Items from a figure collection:
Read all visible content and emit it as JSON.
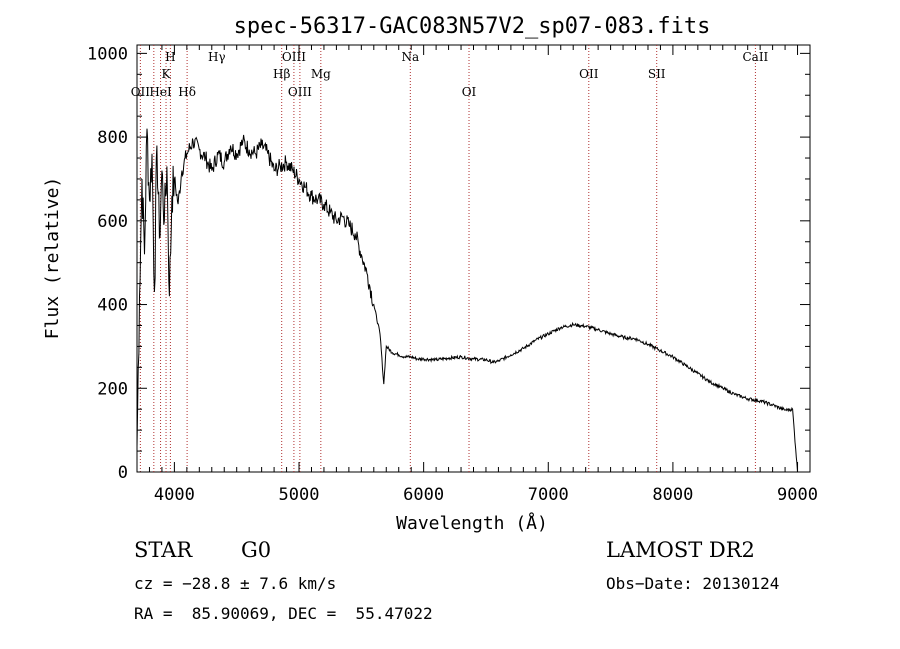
{
  "chart_data": {
    "type": "line",
    "title": "spec-56317-GAC083N57V2_sp07-083.fits",
    "xlabel": "Wavelength (Å)",
    "ylabel": "Flux (relative)",
    "xlim": [
      3700,
      9100
    ],
    "ylim": [
      0,
      1020
    ],
    "xticks": [
      4000,
      5000,
      6000,
      7000,
      8000,
      9000
    ],
    "yticks": [
      0,
      200,
      400,
      600,
      800,
      1000
    ],
    "grid": false,
    "series": [
      {
        "x": [
          3700,
          3720,
          3740,
          3760,
          3780,
          3800,
          3820,
          3840,
          3860,
          3880,
          3900,
          3920,
          3940,
          3960,
          3980,
          4000,
          4030,
          4060,
          4100,
          4150,
          4200,
          4250,
          4300,
          4350,
          4400,
          4450,
          4500,
          4550,
          4600,
          4650,
          4700,
          4750,
          4800,
          4850,
          4900,
          4950,
          5000,
          5050,
          5100,
          5150,
          5200,
          5250,
          5300,
          5350,
          5400,
          5450,
          5500,
          5550,
          5600,
          5650,
          5680,
          5700,
          5750,
          5800,
          5850,
          5900,
          5950,
          6000,
          6100,
          6200,
          6300,
          6400,
          6500,
          6560,
          6600,
          6700,
          6800,
          6900,
          7000,
          7100,
          7200,
          7300,
          7400,
          7500,
          7600,
          7700,
          7800,
          7900,
          8000,
          8100,
          8200,
          8300,
          8400,
          8500,
          8600,
          8700,
          8800,
          8900,
          8960,
          9000
        ],
        "y": [
          60,
          420,
          700,
          520,
          820,
          650,
          760,
          430,
          780,
          560,
          720,
          600,
          730,
          420,
          660,
          700,
          640,
          720,
          760,
          790,
          770,
          750,
          720,
          760,
          740,
          780,
          760,
          790,
          770,
          760,
          780,
          760,
          720,
          730,
          740,
          720,
          700,
          680,
          660,
          650,
          640,
          620,
          600,
          610,
          590,
          570,
          520,
          470,
          400,
          330,
          210,
          300,
          285,
          280,
          275,
          275,
          270,
          270,
          268,
          272,
          275,
          270,
          268,
          262,
          265,
          280,
          295,
          315,
          330,
          345,
          352,
          348,
          340,
          330,
          322,
          318,
          305,
          290,
          275,
          255,
          235,
          215,
          200,
          185,
          175,
          170,
          160,
          148,
          150,
          0
        ],
        "color": "#000000"
      }
    ],
    "lines": [
      {
        "label": "Hγ",
        "x": 4340,
        "row": 0
      },
      {
        "label": "H",
        "x": 3968,
        "row": 0
      },
      {
        "label": "K",
        "x": 3933,
        "row": 1
      },
      {
        "label": "OII",
        "x": 3727,
        "row": 2
      },
      {
        "label": "HeI",
        "x": 3889,
        "row": 2
      },
      {
        "label": "Hδ",
        "x": 4102,
        "row": 2
      },
      {
        "label": "OIII",
        "x": 4959,
        "row": 0
      },
      {
        "label": "Hβ",
        "x": 4861,
        "row": 1
      },
      {
        "label": "OIII",
        "x": 5007,
        "row": 2
      },
      {
        "label": "Mg",
        "x": 5175,
        "row": 1
      },
      {
        "label": "Na",
        "x": 5893,
        "row": 0
      },
      {
        "label": "OI",
        "x": 6364,
        "row": 2
      },
      {
        "label": "OII",
        "x": 7325,
        "row": 1
      },
      {
        "label": "SII",
        "x": 7870,
        "row": 1
      },
      {
        "label": "CaII",
        "x": 8662,
        "row": 0
      }
    ],
    "line_x_positions": [
      3727,
      3835,
      3889,
      3933,
      3968,
      4102,
      4861,
      4959,
      5007,
      5175,
      5893,
      6364,
      7325,
      7870,
      8662
    ]
  },
  "info": {
    "object_class": "STAR",
    "subclass": "G0",
    "survey": "LAMOST DR2",
    "cz": "cz = −28.8 ± 7.6 km/s",
    "obs_date": "Obs−Date: 20130124",
    "coords": "RA =  85.90069, DEC =  55.47022"
  }
}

**GIVEN INSTRUCTION:** Please repeat the entries exactly. Do not include the pictures.

**FULL ANSWER:**
Read all visible content and emit it as JSON.
{
  "chart_data": {
    "type": "line",
    "title": "spec-56317-GAC083N57V2_sp07-083.fits",
    "xlabel": "Wavelength (Å)",
    "ylabel": "Flux (relative)",
    "xlim": [
      3700,
      9100
    ],
    "ylim": [
      0,
      1020
    ],
    "xticks": [
      4000,
      5000,
      6000,
      7000,
      8000,
      9000
    ],
    "yticks": [
      0,
      200,
      400,
      600,
      800,
      1000
    ],
    "grid": false,
    "series": [
      {
        "x": [
          3700,
          3720,
          3740,
          3760,
          3780,
          3800,
          3820,
          3840,
          3860,
          3880,
          3900,
          3920,
          3940,
          3960,
          3980,
          4000,
          4030,
          4060,
          4100,
          4150,
          4200,
          4250,
          4300,
          4350,
          4400,
          4450,
          4500,
          4550,
          4600,
          4650,
          4700,
          4750,
          4800,
          4850,
          4900,
          4950,
          5000,
          5050,
          5100,
          5150,
          5200,
          5250,
          5300,
          5350,
          5400,
          5450,
          5500,
          5550,
          5600,
          5650,
          5680,
          5700,
          5750,
          5800,
          5850,
          5900,
          5950,
          6000,
          6100,
          6200,
          6300,
          6400,
          6500,
          6560,
          6600,
          6700,
          6800,
          6900,
          7000,
          7100,
          7200,
          7300,
          7400,
          7500,
          7600,
          7700,
          7800,
          7900,
          8000,
          8100,
          8200,
          8300,
          8400,
          8500,
          8600,
          8700,
          8800,
          8900,
          8960,
          9000
        ],
        "y": [
          60,
          420,
          700,
          520,
          820,
          650,
          760,
          430,
          780,
          560,
          720,
          600,
          730,
          420,
          660,
          700,
          640,
          720,
          760,
          790,
          770,
          750,
          720,
          760,
          740,
          780,
          760,
          790,
          770,
          760,
          780,
          760,
          720,
          730,
          740,
          720,
          700,
          680,
          660,
          650,
          640,
          620,
          600,
          610,
          590,
          570,
          520,
          470,
          400,
          330,
          210,
          300,
          285,
          280,
          275,
          275,
          270,
          270,
          268,
          272,
          275,
          270,
          268,
          262,
          265,
          280,
          295,
          315,
          330,
          345,
          352,
          348,
          340,
          330,
          322,
          318,
          305,
          290,
          275,
          255,
          235,
          215,
          200,
          185,
          175,
          170,
          160,
          148,
          150,
          0
        ],
        "color": "#000000"
      }
    ],
    "lines": [
      {
        "label": "Hγ",
        "x": 4340,
        "row": 0
      },
      {
        "label": "H",
        "x": 3968,
        "row": 0
      },
      {
        "label": "K",
        "x": 3933,
        "row": 1
      },
      {
        "label": "OII",
        "x": 3727,
        "row": 2
      },
      {
        "label": "HeI",
        "x": 3889,
        "row": 2
      },
      {
        "label": "Hδ",
        "x": 4102,
        "row": 2
      },
      {
        "label": "OIII",
        "x": 4959,
        "row": 0
      },
      {
        "label": "Hβ",
        "x": 4861,
        "row": 1
      },
      {
        "label": "OIII",
        "x": 5007,
        "row": 2
      },
      {
        "label": "Mg",
        "x": 5175,
        "row": 1
      },
      {
        "label": "Na",
        "x": 5893,
        "row": 0
      },
      {
        "label": "OI",
        "x": 6364,
        "row": 2
      },
      {
        "label": "OII",
        "x": 7325,
        "row": 1
      },
      {
        "label": "SII",
        "x": 7870,
        "row": 1
      },
      {
        "label": "CaII",
        "x": 8662,
        "row": 0
      }
    ],
    "line_x_positions": [
      3727,
      3835,
      3889,
      3933,
      3968,
      4102,
      4861,
      4959,
      5007,
      5175,
      5893,
      6364,
      7325,
      7870,
      8662
    ]
  },
  "info": {
    "object_class": "STAR",
    "subclass": "G0",
    "survey": "LAMOST DR2",
    "cz": "cz = −28.8 ± 7.6 km/s",
    "obs_date": "Obs−Date: 20130124",
    "coords": "RA =  85.90069, DEC =  55.47022"
  }
}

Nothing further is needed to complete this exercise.